- TASK TO COMPLETE
Look below and pull out each line with the word "жеребьевки".

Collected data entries
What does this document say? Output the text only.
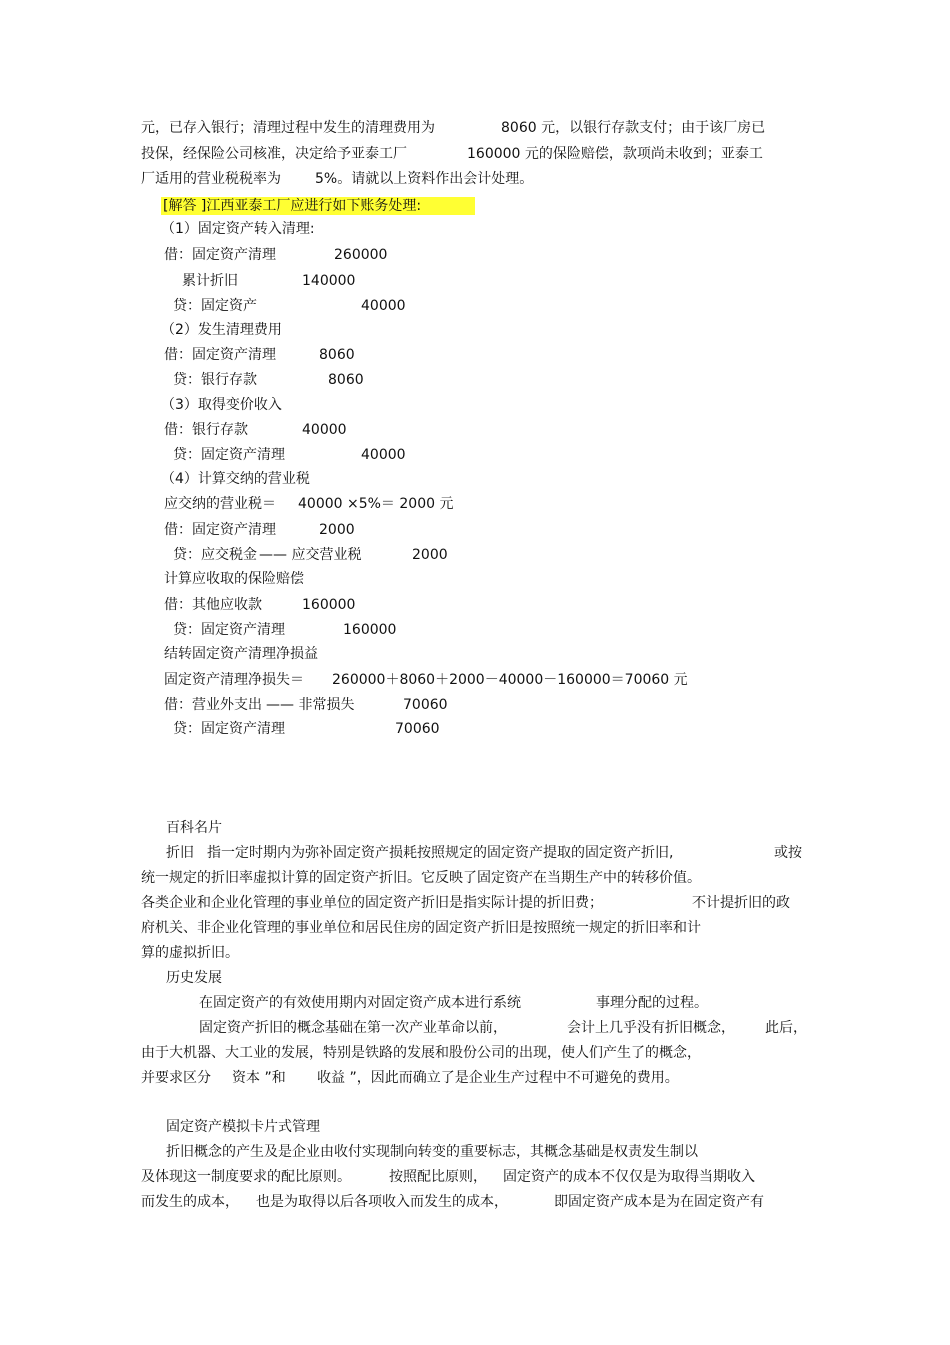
元，已存入银行；清理过程中发生的清理费用为	8060 元，以银行存款支付；由于该厂房已
投保，经保险公司核准，决定给予亚泰工厂	160000 元的保险赔偿，款项尚未收到；亚泰工
厂适用的营业税税率为 5%。请就以上资料作出会计处理。
[解答 ]江西亚泰工厂应进行如下账务处理:
（1）固定资产转入清理:
借：固定资产清理	260000
累计折旧	140000
贷：固定资产	40000
（2）发生清理费用
借：固定资产清理	8060
贷：银行存款	8060
（3）取得变价收入
借：银行存款	40000
贷：固定资产清理	40000
（4）计算交纳的营业税
应交纳的营业税＝ 40000 ×5%＝ 2000 元
借：固定资产清理	2000
贷：应交税金 —— 应交营业税	2000
计算应收取的保险赔偿
借：其他应收款	160000
贷：固定资产清理	160000
结转固定资产清理净损益
固定资产清理净损失＝ 260000＋8060＋2000－40000－160000＝70060 元
借：营业外支出 —— 非常损失	70060
贷：固定资产清理	70060
百科名片
折旧 指一定时期内为弥补固定资产损耗按照规定的固定资产提取的固定资产折旧,	或按
统一规定的折旧率虚拟计算的固定资产折旧。它反映了固定资产在当期生产中的转移价值。
各类企业和企业化管理的事业单位的固定资产折旧是指实际计提的折旧费；	不计提折旧的政
府机关、非企业化管理的事业单位和居民住房的固定资产折旧是按照统一规定的折旧率和计
算的虚拟折旧。
历史发展
在固定资产的有效使用期内对固定资产成本进行系统	事理分配的过程。
固定资产折旧的概念基础在第一次产业革命以前，	会计上几乎没有折旧概念， 此后，
由于大机器、大工业的发展，特别是铁路的发展和股份公司的出现，使人们产生了的概念，
并要求区分 资本 ”和 收益 ”，因此而确立了是企业生产过程中不可避免的费用。
固定资产模拟卡片式管理
折旧概念的产生及是企业由收付实现制向转变的重要标志，其概念基础是权责发生制以
及体现这一制度要求的配比原则。	按照配比原则， 固定资产的成本不仅仅是为取得当期收入
而发生的成本， 也是为取得以后各项收入而发生的成本，	即固定资产成本是为在固定资产有
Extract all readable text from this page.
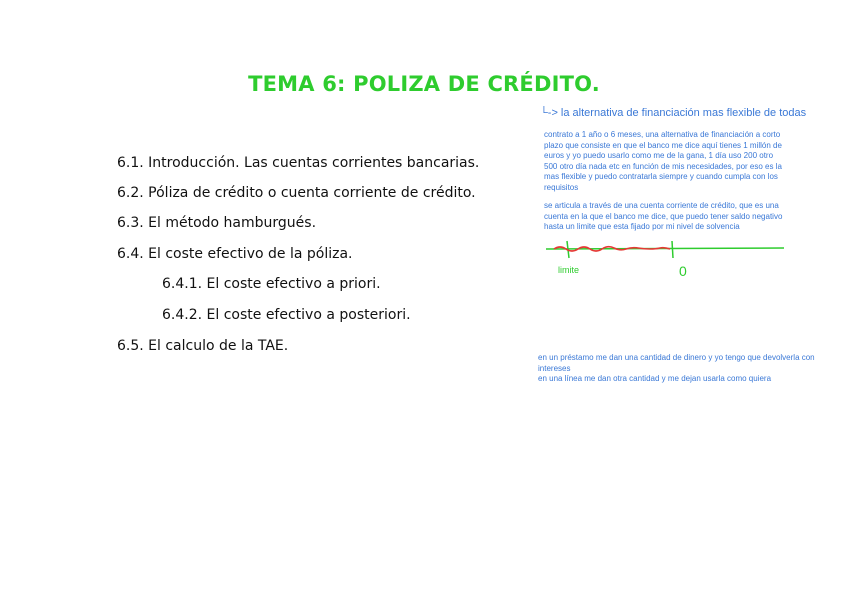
TEMA 6: POLIZA DE CRÉDITO.
6.1. Introducción. Las cuentas corrientes bancarias.
6.2. Póliza de crédito o cuenta corriente de crédito.
6.3. El método hamburgués.
6.4. El coste efectivo de la póliza.
6.4.1. El coste efectivo a priori.
6.4.2. El coste efectivo a posteriori.
6.5. El calculo de la TAE.
└-> la alternativa de financiación mas flexible de todas
contrato a 1 año o 6 meses, una alternativa de financiación a corto
plazo que consiste en que el banco me dice aquí tienes 1 millón de
euros y yo puedo usarlo como me de la gana, 1 día uso 200 otro
500 otro día nada etc en función de mis necesidades, por eso es la
mas flexible y puedo contratarla siempre y cuando cumpla con los
requisitos
se articula a través de una cuenta corriente de crédito, que es una
cuenta en la que el banco me dice, que puedo tener saldo negativo
hasta un limite que esta fijado por mi nivel de solvencia
limite	0
en un préstamo me dan una cantidad de dinero y yo tengo que devolverla con
intereses
en una línea me dan otra cantidad y me dejan usarla como quiera
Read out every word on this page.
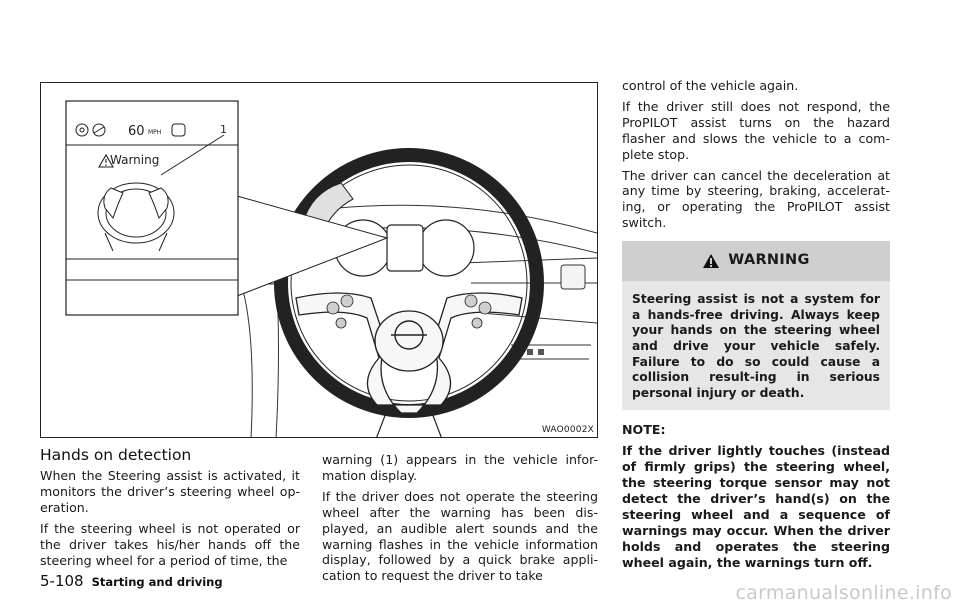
60 MPH
Warning
1
WAO0002X
Hands on detection

When the Steering assist is activated, it monitors the driver’s steering wheel op-eration.

If the steering wheel is not operated or the driver takes his/her hands off the steering wheel for a period of time, the

warning (1) appears in the vehicle infor-mation display.

If the driver does not operate the steering wheel after the warning has been dis-played, an audible alert sounds and the warning flashes in the vehicle information display, followed by a quick brake appli-cation to request the driver to take

control of the vehicle again.

If the driver still does not respond, the ProPILOT assist turns on the hazard flasher and slows the vehicle to a com-plete stop.

The driver can cancel the deceleration at any time by steering, braking, accelerat-ing, or operating the ProPILOT assist switch.

WARNING
Steering assist is not a system for a hands-free driving. Always keep your hands on the steering wheel and drive your vehicle safely. Failure to do so could cause a collision result-ing in serious personal injury or death.

NOTE:

If the driver lightly touches (instead of firmly grips) the steering wheel, the steering torque sensor may not detect the driver’s hand(s) on the steering wheel and a sequence of warnings may occur. When the driver holds and operates the steering wheel again, the warnings turn off.

5-108 Starting and driving	carmanualsonline.info
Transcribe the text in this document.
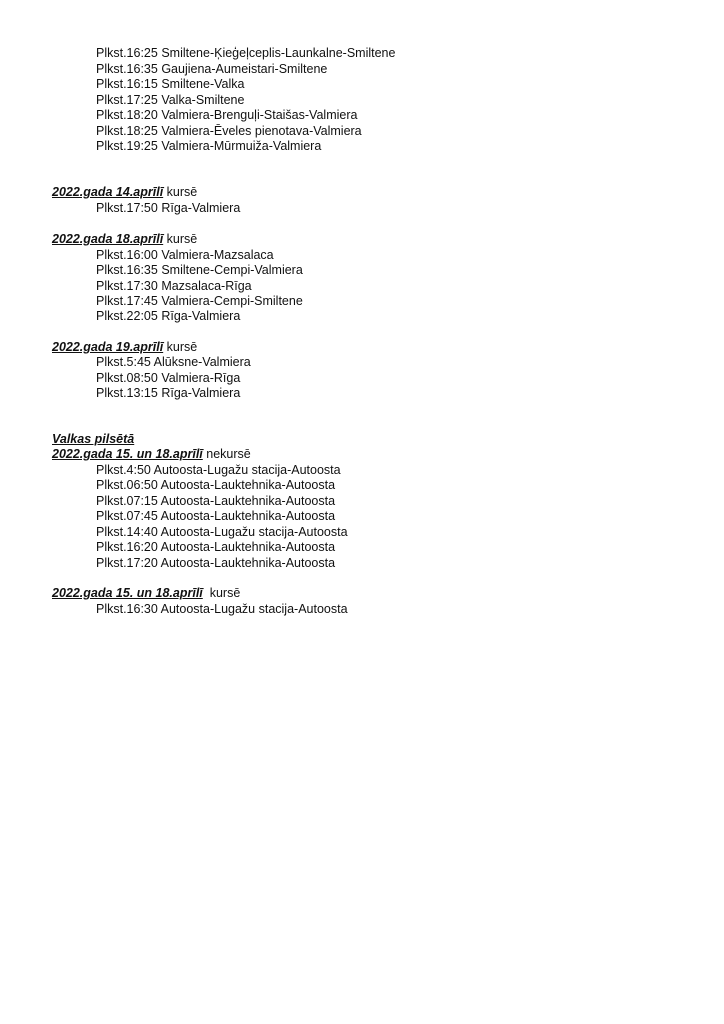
Plkst.16:25 Smiltene-Ķieģeļceplis-Launkalne-Smiltene
Plkst.16:35 Gaujiena-Aumeistari-Smiltene
Plkst.16:15 Smiltene-Valka
Plkst.17:25 Valka-Smiltene
Plkst.18:20 Valmiera-Brenguļi-Staišas-Valmiera
Plkst.18:25 Valmiera-Ēveles pienotava-Valmiera
Plkst.19:25 Valmiera-Mūrmuiža-Valmiera
2022.gada 14.aprīlī kursē
Plkst.17:50 Rīga-Valmiera
2022.gada 18.aprīlī kursē
Plkst.16:00 Valmiera-Mazsalaca
Plkst.16:35 Smiltene-Cempi-Valmiera
Plkst.17:30 Mazsalaca-Rīga
Plkst.17:45 Valmiera-Cempi-Smiltene
Plkst.22:05 Rīga-Valmiera
2022.gada 19.aprīlī kursē
Plkst.5:45 Alūksne-Valmiera
Plkst.08:50 Valmiera-Rīga
Plkst.13:15 Rīga-Valmiera
Valkas pilsētā
2022.gada 15. un 18.aprīlī nekursē
Plkst.4:50 Autoosta-Lugažu stacija-Autoosta
Plkst.06:50 Autoosta-Lauktehnika-Autoosta
Plkst.07:15 Autoosta-Lauktehnika-Autoosta
Plkst.07:45 Autoosta-Lauktehnika-Autoosta
Plkst.14:40 Autoosta-Lugažu stacija-Autoosta
Plkst.16:20 Autoosta-Lauktehnika-Autoosta
Plkst.17:20 Autoosta-Lauktehnika-Autoosta
2022.gada 15. un 18.aprīlī  kursē
Plkst.16:30 Autoosta-Lugažu stacija-Autoosta
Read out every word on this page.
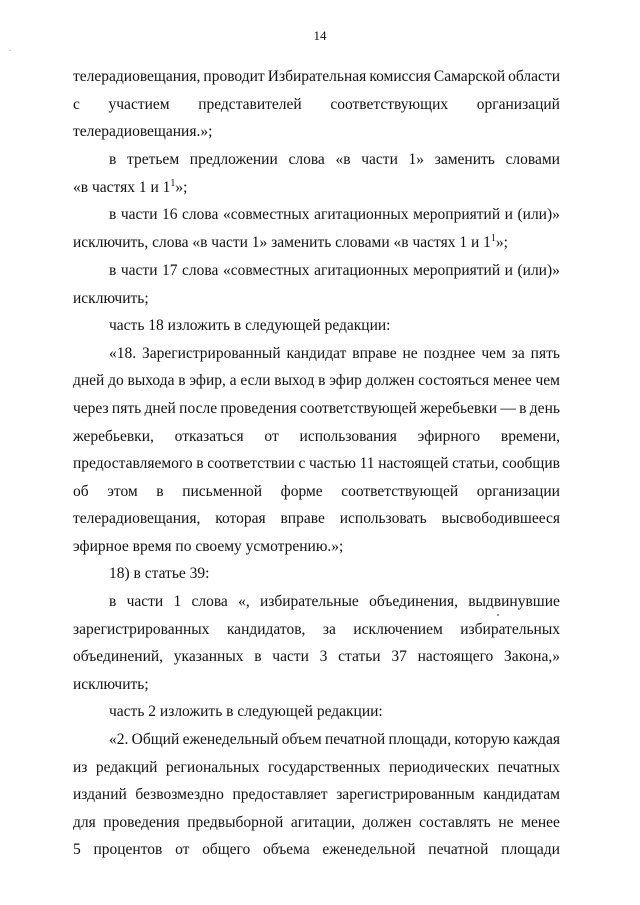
.
14
телерадиовещания, проводит Избирательная комиссия Самарской области
с участием представителей соответствующих организаций
телерадиовещания.»;
в третьем предложении слова «в части 1» заменить словами
«в частях 1 и $1^1$»;
в части 16 слова «совместных агитационных мероприятий и (или)»
исключить, слова «в части 1» заменить словами «в частях 1 и $1^1$»;
в части 17 слова «совместных агитационных мероприятий и (или)»
исключить;
часть 18 изложить в следующей редакции:
«18. Зарегистрированный кандидат вправе не позднее чем за пять
дней до выхода в эфир, а если выход в эфир должен состояться менее чем
через пять дней после проведения соответствующей жеребьевки — в день
жеребьевки, отказаться от использования эфирного времени,
предоставляемого в соответствии с частью 11 настоящей статьи, сообщив
об этом в письменной форме соответствующей организации
телерадиовещания, которая вправе использовать высвободившееся
эфирное время по своему усмотрению.»;
18) в статье 39:
в части 1 слова «, избирательные объединения, выдвинувшие
зарегистрированных кандидатов, за исключением избирательных
объединений, указанных в части 3 статьи 37 настоящего Закона,»
исключить;
часть 2 изложить в следующей редакции:
«2. Общий еженедельный объем печатной площади, которую каждая
из редакций региональных государственных периодических печатных
изданий безвозмездно предоставляет зарегистрированным кандидатам
для проведения предвыборной агитации, должен составлять не менее
5 процентов от общего объема еженедельной печатной площади
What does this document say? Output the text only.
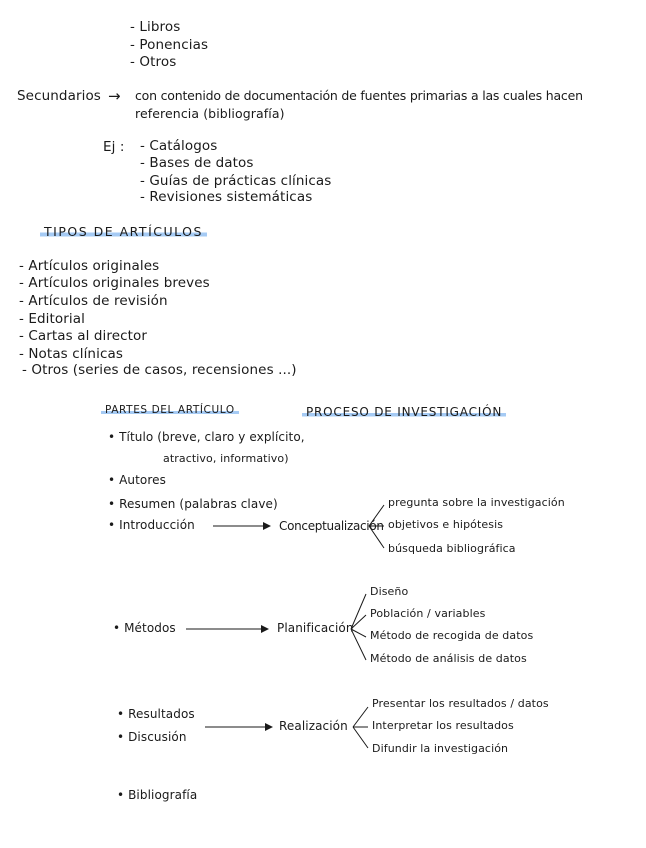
- Libros
- Ponencias
- Otros
Secundarios → con contenido de documentación de fuentes primarias a las cuales hacen
referencia (bibliografía)
Ej : - Catálogos
- Bases de datos
- Guías de prácticas clínicas
- Revisiones sistemáticas
TIPOS DE ARTÍCULOS
- Artículos originales
- Artículos originales breves
- Artículos de revisión
- Editorial
- Cartas al director
- Notas clínicas
- Otros (series de casos, recensiones ...)
PARTES DEL ARTÍCULO	PROCESO DE INVESTIGACIÓN
• Título (breve, claro y explícito,
atractivo, informativo)
• Autores
• Resumen (palabras clave)
• Introducción
• Métodos
• Resultados
• Discusión
• Bibliografía
Conceptualización
pregunta sobre la investigación
objetivos e hipótesis
búsqueda bibliográfica
Planificación
Diseño
Población / variables
Método de recogida de datos
Método de análisis de datos
Realización
Presentar los resultados / datos
Interpretar los resultados
Difundir la investigación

- THE OUTPUT
через пять дней после проведения соответствующей жеребьевки — в день
жеребьевки, отказаться от использования эфирного времени,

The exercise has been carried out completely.